== GOAL OF THE EXERCISE ==
Pull every line containing "光纤陀螺仪" from the entries.

== ENTRIES ==
** begin **

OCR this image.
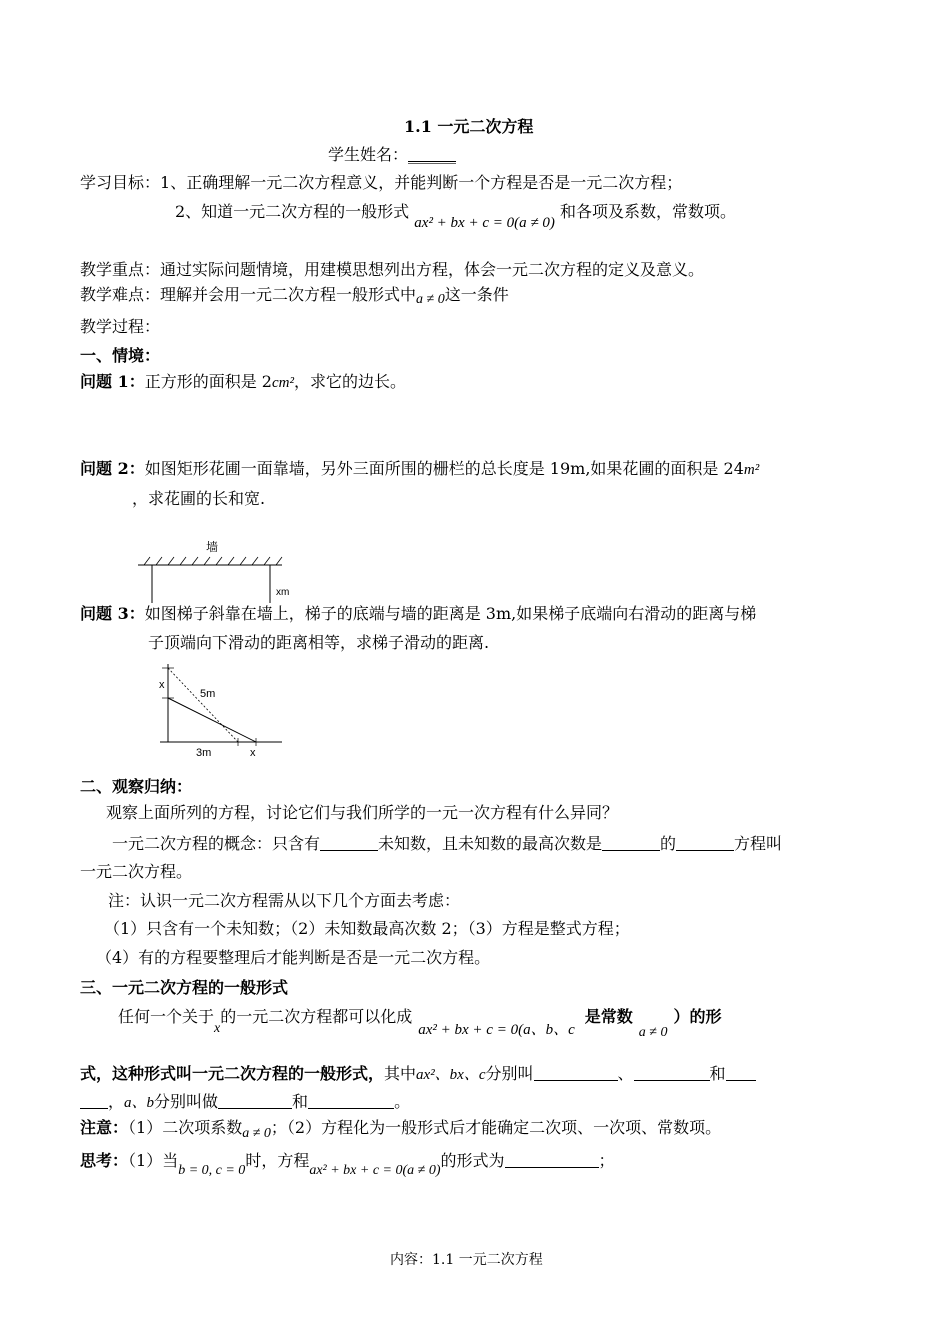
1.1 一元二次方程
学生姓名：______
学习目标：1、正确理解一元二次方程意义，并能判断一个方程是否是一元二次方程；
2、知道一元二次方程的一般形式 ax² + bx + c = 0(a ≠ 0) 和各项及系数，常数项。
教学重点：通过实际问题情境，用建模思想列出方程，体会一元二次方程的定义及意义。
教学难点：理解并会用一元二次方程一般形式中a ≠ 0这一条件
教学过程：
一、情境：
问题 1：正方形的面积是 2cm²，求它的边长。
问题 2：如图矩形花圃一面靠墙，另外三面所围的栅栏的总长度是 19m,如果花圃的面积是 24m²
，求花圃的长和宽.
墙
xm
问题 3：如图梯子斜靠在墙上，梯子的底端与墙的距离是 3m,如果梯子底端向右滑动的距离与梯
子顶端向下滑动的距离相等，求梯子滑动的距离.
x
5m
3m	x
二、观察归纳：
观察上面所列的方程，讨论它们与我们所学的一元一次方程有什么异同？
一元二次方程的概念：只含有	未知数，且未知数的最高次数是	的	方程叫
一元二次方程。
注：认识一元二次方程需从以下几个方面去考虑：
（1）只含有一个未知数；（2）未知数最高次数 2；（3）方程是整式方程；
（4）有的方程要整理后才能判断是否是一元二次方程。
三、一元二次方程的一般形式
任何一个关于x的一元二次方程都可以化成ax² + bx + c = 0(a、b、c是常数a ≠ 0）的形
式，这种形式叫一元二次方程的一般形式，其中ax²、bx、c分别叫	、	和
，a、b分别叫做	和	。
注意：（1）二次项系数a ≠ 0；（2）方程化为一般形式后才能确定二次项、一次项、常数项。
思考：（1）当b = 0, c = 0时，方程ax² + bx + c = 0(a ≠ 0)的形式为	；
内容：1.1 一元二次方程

** end **
** begin **

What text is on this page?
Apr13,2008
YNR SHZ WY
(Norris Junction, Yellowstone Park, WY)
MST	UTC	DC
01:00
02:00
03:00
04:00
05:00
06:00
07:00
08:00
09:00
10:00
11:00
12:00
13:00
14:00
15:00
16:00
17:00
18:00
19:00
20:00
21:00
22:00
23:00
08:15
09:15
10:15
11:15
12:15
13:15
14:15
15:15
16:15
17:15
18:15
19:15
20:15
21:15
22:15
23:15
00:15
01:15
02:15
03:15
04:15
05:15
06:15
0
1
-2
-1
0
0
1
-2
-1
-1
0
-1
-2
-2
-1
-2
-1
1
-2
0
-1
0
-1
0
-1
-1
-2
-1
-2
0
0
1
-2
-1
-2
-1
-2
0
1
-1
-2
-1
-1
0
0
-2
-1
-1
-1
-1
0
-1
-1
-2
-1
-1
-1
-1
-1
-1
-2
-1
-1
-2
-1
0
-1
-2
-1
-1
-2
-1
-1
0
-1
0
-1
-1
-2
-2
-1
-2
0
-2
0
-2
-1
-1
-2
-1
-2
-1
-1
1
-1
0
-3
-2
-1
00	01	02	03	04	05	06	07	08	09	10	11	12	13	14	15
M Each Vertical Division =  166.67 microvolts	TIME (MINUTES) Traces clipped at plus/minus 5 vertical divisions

** end **
** begin **

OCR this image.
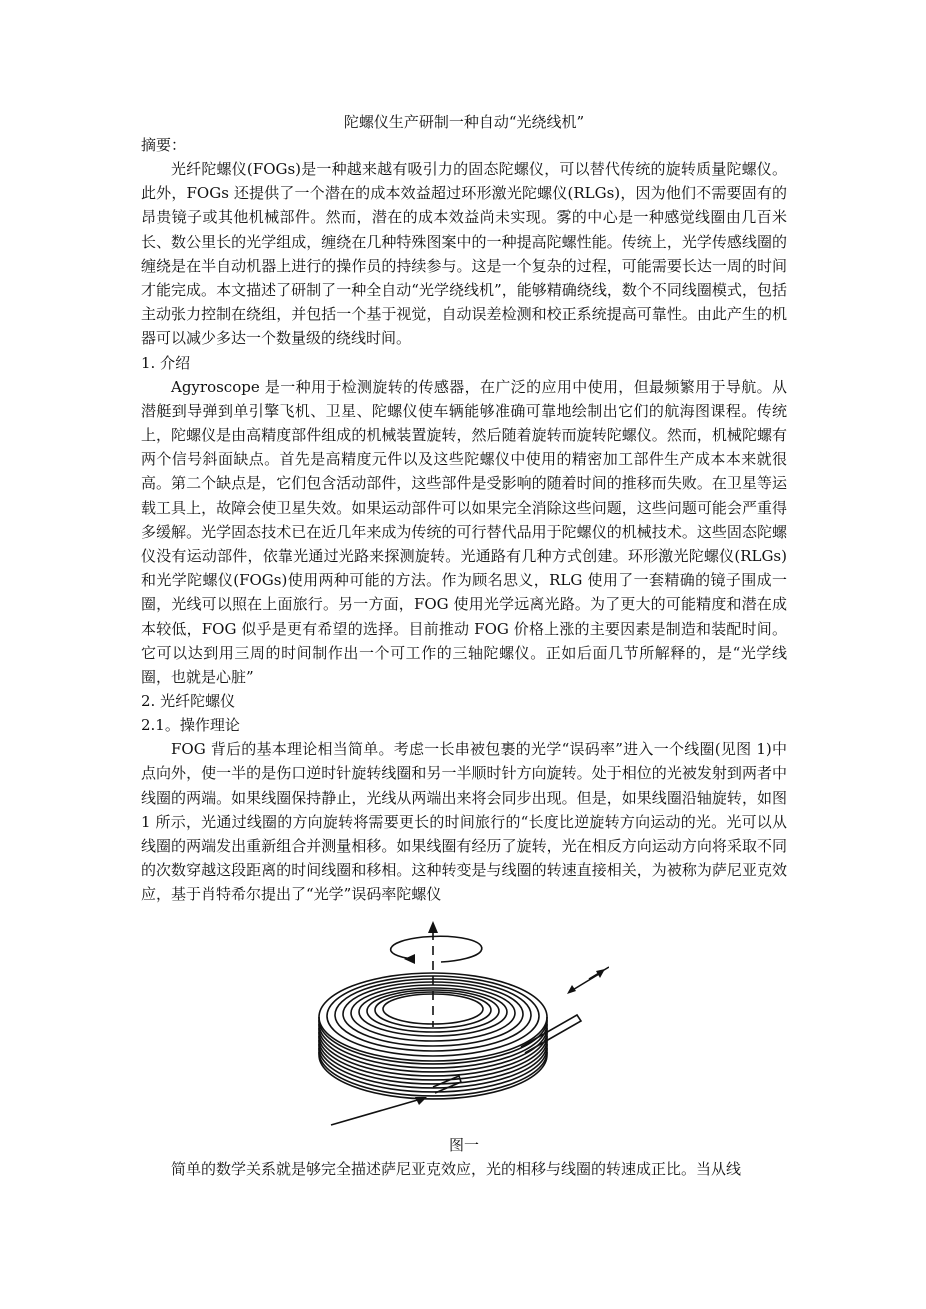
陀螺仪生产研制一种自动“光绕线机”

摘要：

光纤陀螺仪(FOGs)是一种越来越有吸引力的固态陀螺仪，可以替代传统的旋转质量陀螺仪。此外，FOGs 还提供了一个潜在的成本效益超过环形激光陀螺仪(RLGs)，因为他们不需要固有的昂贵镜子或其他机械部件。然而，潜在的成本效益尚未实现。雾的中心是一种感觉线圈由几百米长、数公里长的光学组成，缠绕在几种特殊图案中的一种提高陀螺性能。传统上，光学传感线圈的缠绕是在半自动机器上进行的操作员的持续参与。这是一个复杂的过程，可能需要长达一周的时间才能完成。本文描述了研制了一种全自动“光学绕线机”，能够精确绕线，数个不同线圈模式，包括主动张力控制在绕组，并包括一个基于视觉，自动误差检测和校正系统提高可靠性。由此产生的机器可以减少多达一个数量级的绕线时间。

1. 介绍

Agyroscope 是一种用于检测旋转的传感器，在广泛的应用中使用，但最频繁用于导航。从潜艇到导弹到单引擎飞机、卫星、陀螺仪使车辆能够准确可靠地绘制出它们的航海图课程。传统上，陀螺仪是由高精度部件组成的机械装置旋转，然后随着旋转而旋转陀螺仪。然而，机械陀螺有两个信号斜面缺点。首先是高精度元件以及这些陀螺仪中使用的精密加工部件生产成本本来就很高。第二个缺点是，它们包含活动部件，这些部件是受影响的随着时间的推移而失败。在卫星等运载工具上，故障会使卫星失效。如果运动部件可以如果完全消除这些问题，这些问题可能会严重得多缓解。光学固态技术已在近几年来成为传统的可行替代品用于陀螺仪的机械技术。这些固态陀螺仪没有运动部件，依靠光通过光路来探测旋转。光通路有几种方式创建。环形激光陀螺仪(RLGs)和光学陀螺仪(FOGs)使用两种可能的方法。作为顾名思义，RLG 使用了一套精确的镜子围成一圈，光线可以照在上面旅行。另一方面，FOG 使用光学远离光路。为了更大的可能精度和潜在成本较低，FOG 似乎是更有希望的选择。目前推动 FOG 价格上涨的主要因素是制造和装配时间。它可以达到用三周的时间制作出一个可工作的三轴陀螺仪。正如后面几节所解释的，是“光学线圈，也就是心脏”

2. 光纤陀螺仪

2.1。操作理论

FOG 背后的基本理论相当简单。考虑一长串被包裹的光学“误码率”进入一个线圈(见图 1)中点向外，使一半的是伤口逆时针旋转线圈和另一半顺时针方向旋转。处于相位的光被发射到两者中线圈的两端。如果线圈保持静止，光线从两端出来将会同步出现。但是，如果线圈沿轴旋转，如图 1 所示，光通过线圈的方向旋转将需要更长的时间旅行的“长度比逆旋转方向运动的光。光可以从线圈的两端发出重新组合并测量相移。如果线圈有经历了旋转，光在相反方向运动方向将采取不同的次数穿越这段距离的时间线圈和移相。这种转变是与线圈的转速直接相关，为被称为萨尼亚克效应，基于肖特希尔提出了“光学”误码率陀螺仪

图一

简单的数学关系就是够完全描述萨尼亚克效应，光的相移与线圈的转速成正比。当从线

** end **

== SOLUTION TO THIS TASK ==
光纤陀螺仪(FOGs)是一种越来越有吸引力的固态陀螺仪，可以替代传统的旋转质量陀螺仪。此外，FOGs 还提供了一个潜在的成本效益超过环形激光陀螺仪(RLGs)，因为他们不需要固有的昂贵镜子或其他机械部件。然而，潜在的成本效益尚未实现。雾的中心是一种感觉线圈由几百米长、数公里长的光学组成，缠绕在几种特殊图案中的一种提高陀螺性能。传统上，光学传感线圈的缠绕是在半自动机器上进行的操作员的持续参与。这是一个复杂的过程，可能需要长达一周的时间才能完成。本文描述了研制了一种全自动“光学绕线机”，能够精确绕线，数个不同线圈模式，包括主动张力控制在绕组，并包括一个基于视觉，自动误差检测和校正系统提高可靠性。由此产生的机器可以减少多达一个数量级的绕线时间。
2. 光纤陀螺仪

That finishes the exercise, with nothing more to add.